--- BEGIN ---

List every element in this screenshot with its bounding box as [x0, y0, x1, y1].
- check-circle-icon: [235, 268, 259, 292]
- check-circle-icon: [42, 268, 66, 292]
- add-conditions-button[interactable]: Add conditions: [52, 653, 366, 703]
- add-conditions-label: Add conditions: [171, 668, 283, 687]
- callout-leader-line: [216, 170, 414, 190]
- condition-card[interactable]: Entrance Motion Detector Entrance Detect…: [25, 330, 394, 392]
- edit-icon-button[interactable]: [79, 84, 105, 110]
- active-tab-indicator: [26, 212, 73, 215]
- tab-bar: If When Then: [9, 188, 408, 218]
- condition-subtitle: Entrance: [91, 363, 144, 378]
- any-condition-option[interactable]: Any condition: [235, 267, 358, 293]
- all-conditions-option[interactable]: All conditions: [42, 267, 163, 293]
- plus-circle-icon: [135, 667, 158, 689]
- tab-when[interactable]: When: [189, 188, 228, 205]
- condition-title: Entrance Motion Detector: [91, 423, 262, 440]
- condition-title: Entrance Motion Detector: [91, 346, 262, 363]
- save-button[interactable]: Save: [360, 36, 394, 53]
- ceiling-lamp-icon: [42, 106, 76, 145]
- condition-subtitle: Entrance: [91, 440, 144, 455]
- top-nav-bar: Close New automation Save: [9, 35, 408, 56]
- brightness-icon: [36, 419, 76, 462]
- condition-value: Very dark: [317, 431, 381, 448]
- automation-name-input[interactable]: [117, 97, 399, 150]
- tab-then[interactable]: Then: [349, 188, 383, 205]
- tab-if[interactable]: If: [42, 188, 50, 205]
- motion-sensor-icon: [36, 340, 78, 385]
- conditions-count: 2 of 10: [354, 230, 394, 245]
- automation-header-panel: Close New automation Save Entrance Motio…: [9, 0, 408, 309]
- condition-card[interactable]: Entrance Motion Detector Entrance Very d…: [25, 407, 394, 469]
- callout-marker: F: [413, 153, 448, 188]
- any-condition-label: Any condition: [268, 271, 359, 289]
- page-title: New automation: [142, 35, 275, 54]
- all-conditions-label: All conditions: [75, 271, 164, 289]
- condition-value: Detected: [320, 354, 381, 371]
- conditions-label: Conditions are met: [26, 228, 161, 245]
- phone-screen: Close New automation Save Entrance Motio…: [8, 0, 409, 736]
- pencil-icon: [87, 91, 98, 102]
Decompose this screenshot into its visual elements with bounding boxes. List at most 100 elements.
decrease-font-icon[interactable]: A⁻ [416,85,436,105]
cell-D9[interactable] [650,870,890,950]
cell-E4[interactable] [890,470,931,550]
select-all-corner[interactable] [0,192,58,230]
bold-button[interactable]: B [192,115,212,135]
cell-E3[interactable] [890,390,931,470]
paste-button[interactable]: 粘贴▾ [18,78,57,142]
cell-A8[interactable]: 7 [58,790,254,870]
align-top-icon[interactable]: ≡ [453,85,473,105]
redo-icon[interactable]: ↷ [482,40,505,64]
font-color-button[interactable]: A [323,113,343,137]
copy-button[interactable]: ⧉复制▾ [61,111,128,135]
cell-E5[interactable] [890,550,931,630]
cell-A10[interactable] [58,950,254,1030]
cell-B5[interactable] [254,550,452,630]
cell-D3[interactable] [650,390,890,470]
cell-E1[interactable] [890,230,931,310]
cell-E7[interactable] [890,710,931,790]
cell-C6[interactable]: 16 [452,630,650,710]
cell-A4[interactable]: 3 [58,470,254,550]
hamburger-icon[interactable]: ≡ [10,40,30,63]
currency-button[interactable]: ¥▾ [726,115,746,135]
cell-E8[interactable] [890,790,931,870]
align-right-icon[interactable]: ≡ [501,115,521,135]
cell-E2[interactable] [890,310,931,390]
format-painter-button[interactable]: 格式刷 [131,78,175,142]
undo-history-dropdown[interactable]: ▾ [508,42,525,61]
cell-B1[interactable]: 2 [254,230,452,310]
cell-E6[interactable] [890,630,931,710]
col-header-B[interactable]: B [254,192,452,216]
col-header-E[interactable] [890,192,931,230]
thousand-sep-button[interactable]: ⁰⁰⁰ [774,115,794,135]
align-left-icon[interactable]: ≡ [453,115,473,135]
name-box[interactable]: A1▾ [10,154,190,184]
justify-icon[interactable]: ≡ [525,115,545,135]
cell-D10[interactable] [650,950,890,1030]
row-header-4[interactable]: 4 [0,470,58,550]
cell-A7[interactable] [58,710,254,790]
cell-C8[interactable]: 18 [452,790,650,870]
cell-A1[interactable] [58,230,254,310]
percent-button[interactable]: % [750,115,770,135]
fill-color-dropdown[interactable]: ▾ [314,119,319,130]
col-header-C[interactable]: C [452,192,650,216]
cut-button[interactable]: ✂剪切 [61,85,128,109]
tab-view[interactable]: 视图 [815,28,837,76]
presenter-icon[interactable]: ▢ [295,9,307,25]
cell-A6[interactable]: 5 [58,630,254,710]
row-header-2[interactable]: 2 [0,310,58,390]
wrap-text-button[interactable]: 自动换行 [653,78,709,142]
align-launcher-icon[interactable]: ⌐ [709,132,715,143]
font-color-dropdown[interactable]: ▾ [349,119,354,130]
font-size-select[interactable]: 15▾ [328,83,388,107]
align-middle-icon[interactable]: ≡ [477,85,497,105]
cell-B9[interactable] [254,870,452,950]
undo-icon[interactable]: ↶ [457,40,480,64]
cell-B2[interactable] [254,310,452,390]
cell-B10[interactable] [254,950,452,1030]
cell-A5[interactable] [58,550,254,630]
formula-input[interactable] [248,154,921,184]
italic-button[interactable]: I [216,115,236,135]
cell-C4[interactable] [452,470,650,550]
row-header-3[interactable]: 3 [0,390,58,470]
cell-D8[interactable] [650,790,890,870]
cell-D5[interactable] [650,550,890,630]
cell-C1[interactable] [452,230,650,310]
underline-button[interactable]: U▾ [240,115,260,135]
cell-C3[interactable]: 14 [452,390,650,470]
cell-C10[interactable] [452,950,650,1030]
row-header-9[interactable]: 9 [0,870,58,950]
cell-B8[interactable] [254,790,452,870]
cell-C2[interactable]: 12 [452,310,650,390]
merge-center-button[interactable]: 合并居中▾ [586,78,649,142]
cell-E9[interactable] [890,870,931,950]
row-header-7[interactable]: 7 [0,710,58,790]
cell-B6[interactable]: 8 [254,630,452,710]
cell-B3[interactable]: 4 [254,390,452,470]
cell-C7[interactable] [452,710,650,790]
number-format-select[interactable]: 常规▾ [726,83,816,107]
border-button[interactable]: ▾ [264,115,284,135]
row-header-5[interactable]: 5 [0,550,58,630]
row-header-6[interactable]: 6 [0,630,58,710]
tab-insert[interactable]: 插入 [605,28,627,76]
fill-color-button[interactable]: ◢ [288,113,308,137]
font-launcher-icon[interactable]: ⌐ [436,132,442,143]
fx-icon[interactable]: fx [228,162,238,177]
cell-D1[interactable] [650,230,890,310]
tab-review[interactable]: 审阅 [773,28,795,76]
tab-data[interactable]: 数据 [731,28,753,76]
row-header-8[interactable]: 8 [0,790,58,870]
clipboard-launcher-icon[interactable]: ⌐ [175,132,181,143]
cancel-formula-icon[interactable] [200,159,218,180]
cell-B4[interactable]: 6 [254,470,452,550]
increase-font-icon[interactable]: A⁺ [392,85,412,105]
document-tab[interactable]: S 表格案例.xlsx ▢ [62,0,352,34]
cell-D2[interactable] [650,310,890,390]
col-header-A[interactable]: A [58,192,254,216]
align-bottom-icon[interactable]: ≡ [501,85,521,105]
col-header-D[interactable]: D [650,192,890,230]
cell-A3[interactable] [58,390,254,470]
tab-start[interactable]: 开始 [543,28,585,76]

--- END ---

Format every line of the records above as a JSON list of strings, with one string per line and no entries for blank lines.

**TASK SOLUTION:**
[
  "List every element in this screenshot with its bounding box as [x0, y0, x1, y1].",
  "- check-circle-icon: [235, 268, 259, 292]",
  "- check-circle-icon: [42, 268, 66, 292]",
  "- add-conditions-button[interactable]: Add conditions: [52, 653, 366, 703]",
  "- add-conditions-label: Add conditions: [171, 668, 283, 687]",
  "- callout-leader-line: [216, 170, 414, 190]",
  "- condition-card[interactable]: Entrance Motion Detector Entrance Detect…: [25, 330, 394, 392]",
  "- edit-icon-button[interactable]: [79, 84, 105, 110]",
  "- active-tab-indicator: [26, 212, 73, 215]",
  "- tab-bar: If When Then: [9, 188, 408, 218]",
  "- condition-subtitle: Entrance: [91, 363, 144, 378]",
  "- any-condition-option[interactable]: Any condition: [235, 267, 358, 293]",
  "- all-conditions-option[interactable]: All conditions: [42, 267, 163, 293]",
  "- plus-circle-icon: [135, 667, 158, 689]",
  "- tab-when[interactable]: When: [189, 188, 228, 205]",
  "- condition-title: Entrance Motion Detector: [91, 423, 262, 440]",
  "- condition-title: Entrance Motion Detector: [91, 346, 262, 363]",
  "- save-button[interactable]: Save: [360, 36, 394, 53]",
  "- ceiling-lamp-icon: [42, 106, 76, 145]",
  "- condition-subtitle: Entrance: [91, 440, 144, 455]",
  "- top-nav-bar: Close New automation Save: [9, 35, 408, 56]",
  "- brightness-icon: [36, 419, 76, 462]",
  "- condition-value: Very dark: [317, 431, 381, 448]",
  "- automation-name-input[interactable]: [117, 97, 399, 150]",
  "- tab-then[interactable]: Then: [349, 188, 383, 205]",
  "- tab-if[interactable]: If: [42, 188, 50, 205]",
  "- motion-sensor-icon: [36, 340, 78, 385]",
  "- conditions-count: 2 of 10: [354, 230, 394, 245]",
  "- automation-header-panel: Close New automation Save Entrance Motio…: [9, 0, 408, 309]",
  "- condition-card[interactable]: Entrance Motion Detector Entrance Very d…: [25, 407, 394, 469]",
  "- callout-marker: F: [413, 153, 448, 188]",
  "- any-condition-label: Any condition: [268, 271, 359, 289]",
  "- page-title: New automation: [142, 35, 275, 54]",
  "- all-conditions-label: All conditions: [75, 271, 164, 289]",
  "- condition-value: Detected: [320, 354, 381, 371]",
  "- conditions-label: Conditions are met: [26, 228, 161, 245]",
  "- phone-screen: Close New automation Save Entrance Motio…: [8, 0, 409, 736]",
  "- pencil-icon: [87, 91, 98, 102]",
  "Decompose this screenshot into its visual elements with bounding boxes. List at most 100 elements.",
  "decrease-font-icon[interactable]: A⁻ [416,85,436,105]",
  "cell-D9[interactable] [650,870,890,950]",
  "cell-E4[interactable] [890,470,931,550]",
  "select-all-corner[interactable] [0,192,58,230]",
  "bold-button[interactable]: B [192,115,212,135]",
  "cell-E3[interactable] [890,390,931,470]",
  "paste-button[interactable]: 粘贴▾ [18,78,57,142]",
  "cell-A8[interactable]: 7 [58,790,254,870]",
  "align-top-icon[interactable]: ≡ [453,85,473,105]",
  "redo-icon[interactable]: ↷ [482,40,505,64]",
  "font-color-button[interactable]: A [323,113,343,137]",
  "copy-button[interactable]: ⧉复制▾ [61,111,128,135]",
  "cell-E5[interactable] [890,550,931,630]",
  "cell-A10[interactable] [58,950,254,1030]",
  "cell-B5[interactable] [254,550,452,630]",
  "cell-D3[interactable] [650,390,890,470]",
  "cell-E1[interactable] [890,230,931,310]",
  "cell-E7[interactable] [890,710,931,790]",
  "cell-C6[interactable]: 16 [452,630,650,710]",
  "cell-A4[interactable]: 3 [58,470,254,550]",
  "hamburger-icon[interactable]: ≡ [10,40,30,63]",
  "currency-button[interactable]: ¥▾ [726,115,746,135]",
  "cell-E8[interactable] [890,790,931,870]",
  "align-right-icon[interactable]: ≡ [501,115,521,135]",
  "cell-E2[interactable] [890,310,931,390]",
  "format-painter-button[interactable]: 格式刷 [131,78,175,142]",
  "undo-history-dropdown[interactable]: ▾ [508,42,525,61]",
  "cell-B1[interactable]: 2 [254,230,452,310]",
  "cell-E6[interactable] [890,630,931,710]",
  "col-header-B[interactable]: B [254,192,452,216]",
  "col-header-E[interactable] [890,192,931,230]",
  "thousand-sep-button[interactable]: ⁰⁰⁰ [774,115,794,135]",
  "align-left-icon[interactable]: ≡ [453,115,473,135]",
  "name-box[interactable]: A1▾ [10,154,190,184]",
  "justify-icon[interactable]: ≡ [525,115,545,135]",
  "cell-D10[interactable] [650,950,890,1030]",
  "row-header-4[interactable]: 4 [0,470,58,550]",
  "cell-A7[interactable] [58,710,254,790]",
  "cell-C8[interactable]: 18 [452,790,650,870]",
  "cell-A1[interactable] [58,230,254,310]",
  "percent-button[interactable]: % [750,115,770,135]",
  "fill-color-dropdown[interactable]: ▾ [314,119,319,130]",
  "col-header-C[interactable]: C [452,192,650,216]",
  "cut-button[interactable]: ✂剪切 [61,85,128,109]",
  "tab-view[interactable]: 视图 [815,28,837,76]",
  "presenter-icon[interactable]: ▢ [295,9,307,25]",
  "cell-A6[interactable]: 5 [58,630,254,710]",
  "row-header-2[interactable]: 2 [0,310,58,390]",
  "wrap-text-button[interactable]: 自动换行 [653,78,709,142]",
  "align-launcher-icon[interactable]: ⌐ [709,132,715,143]",
  "font-color-dropdown[interactable]: ▾ [349,119,354,130]",
  "font-size-select[interactable]: 15▾ [328,83,388,107]",
  "align-middle-icon[interactable]: ≡ [477,85,497,105]",
  "cell-B9[interactable] [254,870,452,950]",
  "undo-icon[interactable]: ↶ [457,40,480,64]",
  "cell-B2[interactable] [254,310,452,390]",
  "cell-B10[interactable] [254,950,452,1030]",
  "cell-A5[interactable] [58,550,254,630]",
  "formula-input[interactable] [248,154,921,184]",
  "italic-button[interactable]: I [216,115,236,135]",
  "cell-C4[interactable] [452,470,650,550]",
  "row-header-3[interactable]: 3 [0,390,58,470]",
  "cell-D8[interactable] [650,790,890,870]",
  "cell-D5[interactable] [650,550,890,630]",
  "cell-C1[interactable] [452,230,650,310]",
  "underline-button[interactable]: U▾ [240,115,260,135]",
  "cell-C3[interactable]: 14 [452,390,650,470]",
  "cell-C10[interactable] [452,950,650,1030]",
  "row-header-9[interactable]: 9 [0,870,58,950]",
  "cell-B8[interactable] [254,790,452,870]",
  "cell-C2[interactable]: 12 [452,310,650,390]",
  "merge-center-button[interactable]: 合并居中▾ [586,78,649,142]",
  "cell-E9[interactable] [890,870,931,950]",
  "row-header-7[interactable]: 7 [0,710,58,790]",
  "cell-B6[interactable]: 8 [254,630,452,710]",
  "cell-B3[interactable]: 4 [254,390,452,470]",
  "cell-C7[interactable] [452,710,650,790]",
  "number-format-select[interactable]: 常规▾ [726,83,816,107]",
  "border-button[interactable]: ▾ [264,115,284,135]",
  "row-header-5[interactable]: 5 [0,550,58,630]",
  "row-header-6[interactable]: 6 [0,630,58,710]",
  "tab-insert[interactable]: 插入 [605,28,627,76]",
  "fill-color-button[interactable]: ◢ [288,113,308,137]",
  "font-launcher-icon[interactable]: ⌐ [436,132,442,143]",
  "fx-icon[interactable]: fx [228,162,238,177]",
  "cell-D1[interactable] [650,230,890,310]",
  "tab-review[interactable]: 审阅 [773,28,795,76]",
  "tab-data[interactable]: 数据 [731,28,753,76]",
  "row-header-8[interactable]: 8 [0,790,58,870]",
  "clipboard-launcher-icon[interactable]: ⌐ [175,132,181,143]",
  "cancel-formula-icon[interactable] [200,159,218,180]",
  "cell-B4[interactable]: 6 [254,470,452,550]",
  "increase-font-icon[interactable]: A⁺ [392,85,412,105]",
  "document-tab[interactable]: S 表格案例.xlsx ▢ [62,0,352,34]",
  "cell-D2[interactable] [650,310,890,390]",
  "col-header-A[interactable]: A [58,192,254,216]",
  "align-bottom-icon[interactable]: ≡ [501,85,521,105]",
  "col-header-D[interactable]: D [650,192,890,230]",
  "cell-A3[interactable] [58,390,254,470]",
  "tab-start[interactable]: 开始 [543,28,585,76]"
]